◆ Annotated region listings
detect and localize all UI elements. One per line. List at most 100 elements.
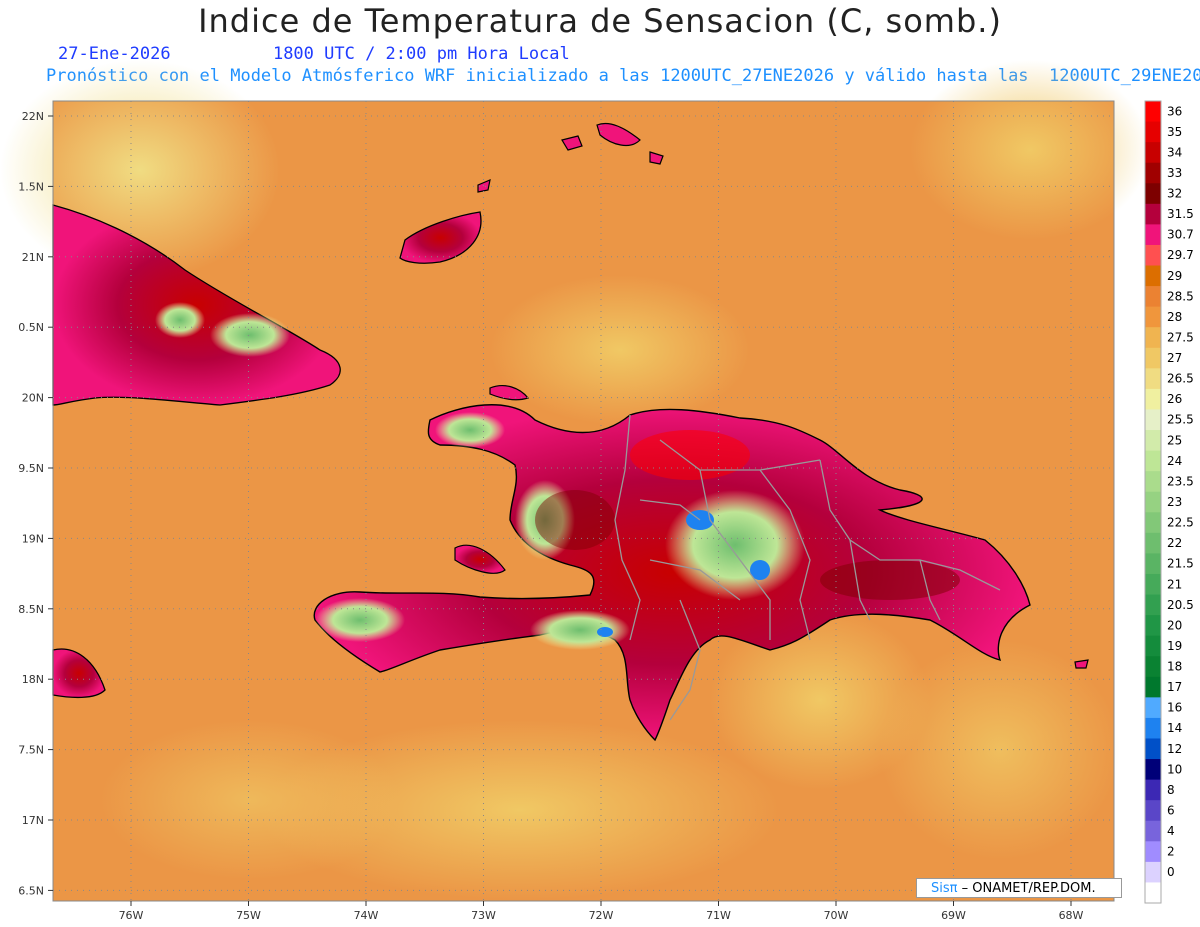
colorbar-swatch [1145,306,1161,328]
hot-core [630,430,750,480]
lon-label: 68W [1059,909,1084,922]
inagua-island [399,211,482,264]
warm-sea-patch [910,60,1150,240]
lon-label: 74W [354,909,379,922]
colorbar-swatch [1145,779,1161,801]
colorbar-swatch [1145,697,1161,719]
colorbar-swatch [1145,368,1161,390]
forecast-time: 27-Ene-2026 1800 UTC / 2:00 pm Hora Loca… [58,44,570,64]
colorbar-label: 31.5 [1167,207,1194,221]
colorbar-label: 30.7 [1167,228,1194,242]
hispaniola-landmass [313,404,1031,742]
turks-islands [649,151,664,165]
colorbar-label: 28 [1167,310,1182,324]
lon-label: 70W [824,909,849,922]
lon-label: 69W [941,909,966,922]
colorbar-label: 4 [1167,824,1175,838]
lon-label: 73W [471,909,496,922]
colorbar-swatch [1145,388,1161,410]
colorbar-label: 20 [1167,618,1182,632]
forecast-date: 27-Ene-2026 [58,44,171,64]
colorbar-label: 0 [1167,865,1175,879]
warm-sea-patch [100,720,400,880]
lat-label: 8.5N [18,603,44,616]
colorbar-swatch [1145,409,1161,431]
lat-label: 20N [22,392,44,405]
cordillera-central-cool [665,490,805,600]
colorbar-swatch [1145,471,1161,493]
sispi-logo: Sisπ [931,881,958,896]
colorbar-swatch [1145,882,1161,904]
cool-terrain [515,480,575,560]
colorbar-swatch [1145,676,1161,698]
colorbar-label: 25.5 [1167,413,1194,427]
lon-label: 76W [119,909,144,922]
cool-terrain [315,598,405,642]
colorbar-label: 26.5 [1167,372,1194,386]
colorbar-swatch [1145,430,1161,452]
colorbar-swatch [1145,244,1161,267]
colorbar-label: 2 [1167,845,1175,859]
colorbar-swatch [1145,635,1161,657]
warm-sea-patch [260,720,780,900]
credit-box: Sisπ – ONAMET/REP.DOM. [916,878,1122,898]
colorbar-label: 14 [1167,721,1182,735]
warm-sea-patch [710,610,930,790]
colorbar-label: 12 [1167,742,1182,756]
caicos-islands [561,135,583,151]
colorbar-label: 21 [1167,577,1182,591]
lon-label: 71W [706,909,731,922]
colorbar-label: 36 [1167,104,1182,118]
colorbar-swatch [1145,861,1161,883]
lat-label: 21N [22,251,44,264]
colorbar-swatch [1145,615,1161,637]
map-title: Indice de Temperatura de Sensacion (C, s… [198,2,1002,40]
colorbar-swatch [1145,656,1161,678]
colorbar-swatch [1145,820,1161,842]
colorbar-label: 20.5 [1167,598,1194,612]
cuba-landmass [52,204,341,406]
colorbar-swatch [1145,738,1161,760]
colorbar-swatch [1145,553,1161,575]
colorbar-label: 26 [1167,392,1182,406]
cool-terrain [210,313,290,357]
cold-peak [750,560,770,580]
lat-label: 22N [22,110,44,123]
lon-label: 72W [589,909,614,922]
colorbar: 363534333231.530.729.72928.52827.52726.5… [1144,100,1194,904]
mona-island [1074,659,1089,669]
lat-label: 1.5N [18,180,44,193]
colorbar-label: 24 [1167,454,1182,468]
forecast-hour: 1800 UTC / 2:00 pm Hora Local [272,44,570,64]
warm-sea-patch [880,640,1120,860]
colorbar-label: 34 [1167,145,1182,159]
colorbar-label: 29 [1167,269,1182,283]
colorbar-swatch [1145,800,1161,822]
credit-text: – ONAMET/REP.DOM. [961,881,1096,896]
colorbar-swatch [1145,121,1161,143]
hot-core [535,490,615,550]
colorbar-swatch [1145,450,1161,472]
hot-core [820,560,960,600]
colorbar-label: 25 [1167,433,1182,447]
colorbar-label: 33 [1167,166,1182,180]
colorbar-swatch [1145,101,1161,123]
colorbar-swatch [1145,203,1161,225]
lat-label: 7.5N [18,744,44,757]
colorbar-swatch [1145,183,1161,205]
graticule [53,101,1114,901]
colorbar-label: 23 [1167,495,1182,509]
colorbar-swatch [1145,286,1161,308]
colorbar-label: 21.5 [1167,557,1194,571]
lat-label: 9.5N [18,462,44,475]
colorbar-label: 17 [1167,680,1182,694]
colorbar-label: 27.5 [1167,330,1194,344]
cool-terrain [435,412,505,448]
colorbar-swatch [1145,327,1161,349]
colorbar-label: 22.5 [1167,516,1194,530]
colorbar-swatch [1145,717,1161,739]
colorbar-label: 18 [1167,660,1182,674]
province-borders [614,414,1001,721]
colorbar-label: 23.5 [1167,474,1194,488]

◆ Short problem
Reproduce every line of the entries above word for word, leaving out the pictures.

◆ Solution below
detect and localize all UI elements. One per line. List at most 100 elements.
colorbar-swatch [1145,306,1161,328]
hot-core [630,430,750,480]
lon-label: 68W [1059,909,1084,922]
inagua-island [399,211,482,264]
warm-sea-patch [910,60,1150,240]
lon-label: 74W [354,909,379,922]
colorbar-swatch [1145,779,1161,801]
colorbar-swatch [1145,697,1161,719]
colorbar-swatch [1145,368,1161,390]
forecast-time: 27-Ene-2026 1800 UTC / 2:00 pm Hora Loca… [58,44,570,64]
colorbar-label: 31.5 [1167,207,1194,221]
colorbar-label: 30.7 [1167,228,1194,242]
hispaniola-landmass [313,404,1031,742]
turks-islands [649,151,664,165]
colorbar-label: 28 [1167,310,1182,324]
lon-label: 70W [824,909,849,922]
lon-label: 69W [941,909,966,922]
colorbar-label: 4 [1167,824,1175,838]
lon-label: 73W [471,909,496,922]
colorbar-swatch [1145,388,1161,410]
colorbar-label: 20 [1167,618,1182,632]
forecast-date: 27-Ene-2026 [58,44,171,64]
colorbar-label: 0 [1167,865,1175,879]
warm-sea-patch [100,720,400,880]
lat-label: 8.5N [18,603,44,616]
colorbar-swatch [1145,409,1161,431]
lat-label: 20N [22,392,44,405]
cordillera-central-cool [665,490,805,600]
colorbar-swatch [1145,471,1161,493]
sispi-logo: Sisπ [931,881,958,896]
colorbar-swatch [1145,882,1161,904]
cool-terrain [515,480,575,560]
colorbar-swatch [1145,676,1161,698]
colorbar-label: 25.5 [1167,413,1194,427]
lon-label: 76W [119,909,144,922]
cool-terrain [315,598,405,642]
colorbar-label: 26.5 [1167,372,1194,386]
colorbar-swatch [1145,430,1161,452]
colorbar-swatch [1145,244,1161,267]
colorbar-label: 2 [1167,845,1175,859]
colorbar-swatch [1145,635,1161,657]
warm-sea-patch [260,720,780,900]
credit-box: Sisπ – ONAMET/REP.DOM. [916,878,1122,898]
colorbar-label: 14 [1167,721,1182,735]
warm-sea-patch [710,610,930,790]
colorbar-label: 12 [1167,742,1182,756]
caicos-islands [561,135,583,151]
colorbar-label: 21 [1167,577,1182,591]
lon-label: 71W [706,909,731,922]
colorbar-label: 36 [1167,104,1182,118]
colorbar-swatch [1145,861,1161,883]
lat-label: 21N [22,251,44,264]
colorbar-swatch [1145,615,1161,637]
map-title: Indice de Temperatura de Sensacion (C, s… [198,2,1002,40]
colorbar-swatch [1145,656,1161,678]
colorbar-swatch [1145,820,1161,842]
colorbar-label: 20.5 [1167,598,1194,612]
cuba-landmass [52,204,341,406]
colorbar-swatch [1145,738,1161,760]
colorbar-swatch [1145,553,1161,575]
colorbar-label: 26 [1167,392,1182,406]
cool-terrain [210,313,290,357]
cold-peak [750,560,770,580]
lat-label: 22N [22,110,44,123]
lon-label: 72W [589,909,614,922]
colorbar: 363534333231.530.729.72928.52827.52726.5… [1144,100,1194,904]
mona-island [1074,659,1089,669]
lat-label: 1.5N [18,180,44,193]
colorbar-label: 24 [1167,454,1182,468]
forecast-hour: 1800 UTC / 2:00 pm Hora Local [272,44,570,64]
warm-sea-patch [880,640,1120,860]
colorbar-label: 34 [1167,145,1182,159]
colorbar-label: 29 [1167,269,1182,283]
colorbar-swatch [1145,800,1161,822]
credit-text: – ONAMET/REP.DOM. [961,881,1096,896]
colorbar-swatch [1145,121,1161,143]
hot-core [535,490,615,550]
colorbar-swatch [1145,450,1161,472]
hot-core [820,560,960,600]
colorbar-label: 25 [1167,433,1182,447]
colorbar-label: 33 [1167,166,1182,180]
colorbar-swatch [1145,101,1161,123]
colorbar-swatch [1145,203,1161,225]
lat-label: 7.5N [18,744,44,757]
colorbar-swatch [1145,183,1161,205]
graticule [53,101,1114,901]
colorbar-label: 23 [1167,495,1182,509]
colorbar-swatch [1145,286,1161,308]
colorbar-label: 21.5 [1167,557,1194,571]
lat-label: 9.5N [18,462,44,475]
colorbar-label: 17 [1167,680,1182,694]
colorbar-label: 27.5 [1167,330,1194,344]
cool-terrain [435,412,505,448]
colorbar-swatch [1145,327,1161,349]
colorbar-label: 22.5 [1167,516,1194,530]
colorbar-swatch [1145,717,1161,739]
colorbar-label: 18 [1167,660,1182,674]
province-borders [614,414,1001,721]
colorbar-label: 23.5 [1167,474,1194,488]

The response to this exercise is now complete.